Collected data:
^^^^
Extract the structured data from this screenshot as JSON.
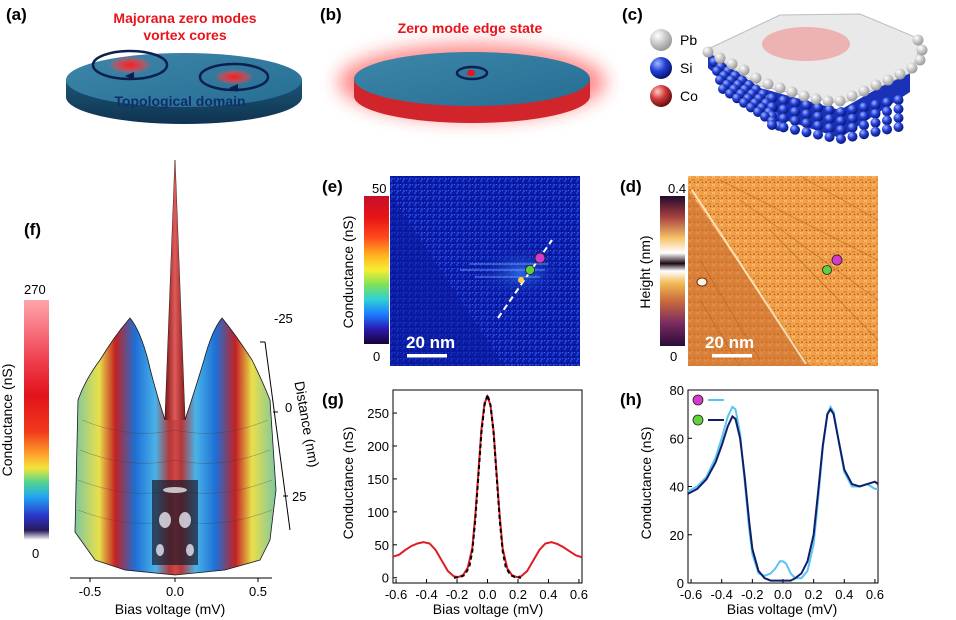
{
  "panels": {
    "a": {
      "label": "(a)",
      "title_line1": "Majorana zero modes",
      "title_line2": "vortex cores",
      "domain_label": "Topological domain"
    },
    "b": {
      "label": "(b)",
      "title": "Zero mode edge state"
    },
    "c": {
      "label": "(c)",
      "legend": [
        "Pb",
        "Si",
        "Co"
      ]
    },
    "d": {
      "label": "(d)",
      "colorbar_label": "Height (nm)",
      "cb_max": "0.4",
      "cb_min": "0",
      "scalebar": "20 nm"
    },
    "e": {
      "label": "(e)",
      "colorbar_label": "Conductance (nS)",
      "cb_max": "50",
      "cb_min": "0",
      "scalebar": "20 nm"
    },
    "f": {
      "label": "(f)",
      "colorbar_label": "Conductance (nS)",
      "cb_max": "270",
      "cb_min": "0",
      "xlabel": "Bias voltage (mV)",
      "xticks": [
        "-0.5",
        "0.0",
        "0.5"
      ],
      "distance_label": "Distance (nm)",
      "distance_ticks": [
        "-25",
        "0",
        "25"
      ]
    },
    "g": {
      "label": "(g)",
      "xlabel": "Bias voltage (mV)",
      "ylabel": "Conductance (nS)"
    },
    "h": {
      "label": "(h)",
      "xlabel": "Bias voltage (mV)",
      "ylabel": "Conductance (nS)"
    }
  },
  "colors": {
    "dark_teal": "#1a4b6e",
    "teal": "#2e6f93",
    "red": "#e01b22",
    "navy": "#0d1f6b",
    "light_blue": "#5cc3f2",
    "magenta": "#d53bc9",
    "green": "#5dd23b"
  },
  "chart_data": [
    {
      "id": "g",
      "type": "line",
      "xlabel": "Bias voltage (mV)",
      "ylabel": "Conductance (nS)",
      "xlim": [
        -0.62,
        0.62
      ],
      "ylim": [
        -8,
        285
      ],
      "xticks": [
        -0.6,
        -0.4,
        -0.2,
        0.0,
        0.2,
        0.4,
        0.6
      ],
      "yticks": [
        0,
        50,
        100,
        150,
        200,
        250
      ],
      "series": [
        {
          "name": "data",
          "color": "#e01b22",
          "style": "solid",
          "x": [
            -0.62,
            -0.58,
            -0.54,
            -0.5,
            -0.46,
            -0.42,
            -0.38,
            -0.34,
            -0.3,
            -0.26,
            -0.22,
            -0.19,
            -0.16,
            -0.13,
            -0.1,
            -0.08,
            -0.06,
            -0.04,
            -0.02,
            0.0,
            0.02,
            0.04,
            0.06,
            0.08,
            0.1,
            0.13,
            0.16,
            0.19,
            0.22,
            0.26,
            0.3,
            0.34,
            0.38,
            0.42,
            0.46,
            0.5,
            0.54,
            0.58,
            0.62
          ],
          "y": [
            32,
            35,
            42,
            48,
            52,
            54,
            52,
            42,
            26,
            10,
            2,
            1,
            4,
            15,
            45,
            95,
            160,
            225,
            265,
            275,
            262,
            222,
            158,
            94,
            44,
            14,
            4,
            1,
            2,
            10,
            26,
            42,
            52,
            54,
            51,
            46,
            40,
            34,
            31
          ]
        },
        {
          "name": "fit",
          "color": "#000000",
          "style": "dashed",
          "x": [
            -0.22,
            -0.18,
            -0.15,
            -0.12,
            -0.1,
            -0.08,
            -0.06,
            -0.04,
            -0.02,
            0.0,
            0.02,
            0.04,
            0.06,
            0.08,
            0.1,
            0.12,
            0.15,
            0.18,
            0.22
          ],
          "y": [
            0,
            1,
            4,
            16,
            40,
            88,
            155,
            220,
            262,
            278,
            262,
            220,
            155,
            88,
            40,
            16,
            4,
            1,
            0
          ]
        }
      ]
    },
    {
      "id": "h",
      "type": "line",
      "xlabel": "Bias voltage (mV)",
      "ylabel": "Conductance (nS)",
      "xlim": [
        -0.62,
        0.62
      ],
      "ylim": [
        0,
        80
      ],
      "xticks": [
        -0.6,
        -0.4,
        -0.2,
        0.0,
        0.2,
        0.4,
        0.6
      ],
      "yticks": [
        0,
        20,
        40,
        60,
        80
      ],
      "series": [
        {
          "name": "magenta-point",
          "marker_color": "#d53bc9",
          "color": "#5cc3f2",
          "x": [
            -0.62,
            -0.56,
            -0.5,
            -0.44,
            -0.4,
            -0.36,
            -0.33,
            -0.31,
            -0.28,
            -0.25,
            -0.22,
            -0.2,
            -0.16,
            -0.12,
            -0.08,
            -0.05,
            -0.02,
            0.0,
            0.02,
            0.05,
            0.08,
            0.12,
            0.16,
            0.2,
            0.23,
            0.26,
            0.29,
            0.31,
            0.33,
            0.36,
            0.4,
            0.45,
            0.5,
            0.55,
            0.6,
            0.62
          ],
          "y": [
            38,
            40,
            44,
            52,
            60,
            69,
            73,
            72,
            62,
            42,
            22,
            12,
            4,
            3,
            4,
            6,
            9,
            9,
            8,
            4,
            2,
            2,
            5,
            16,
            35,
            56,
            70,
            73,
            71,
            60,
            46,
            40,
            40,
            41,
            39,
            39
          ]
        },
        {
          "name": "green-point",
          "marker_color": "#5dd23b",
          "color": "#0d1f6b",
          "x": [
            -0.62,
            -0.56,
            -0.5,
            -0.44,
            -0.4,
            -0.36,
            -0.33,
            -0.31,
            -0.28,
            -0.25,
            -0.22,
            -0.2,
            -0.16,
            -0.12,
            -0.08,
            -0.05,
            -0.02,
            0.0,
            0.02,
            0.05,
            0.08,
            0.12,
            0.16,
            0.2,
            0.23,
            0.26,
            0.29,
            0.31,
            0.33,
            0.36,
            0.4,
            0.45,
            0.5,
            0.55,
            0.6,
            0.62
          ],
          "y": [
            37,
            39,
            43,
            50,
            57,
            65,
            69,
            68,
            60,
            44,
            25,
            14,
            5,
            2,
            1,
            1,
            1,
            1,
            1,
            1,
            2,
            4,
            9,
            20,
            38,
            57,
            70,
            72,
            70,
            60,
            47,
            41,
            40,
            41,
            42,
            41
          ]
        }
      ]
    }
  ]
}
^^^^
**WRITTEN TASK**
Identify how many lines in the entries above contain the word "point" and provide only that figure.

**THE RESPONSE**
2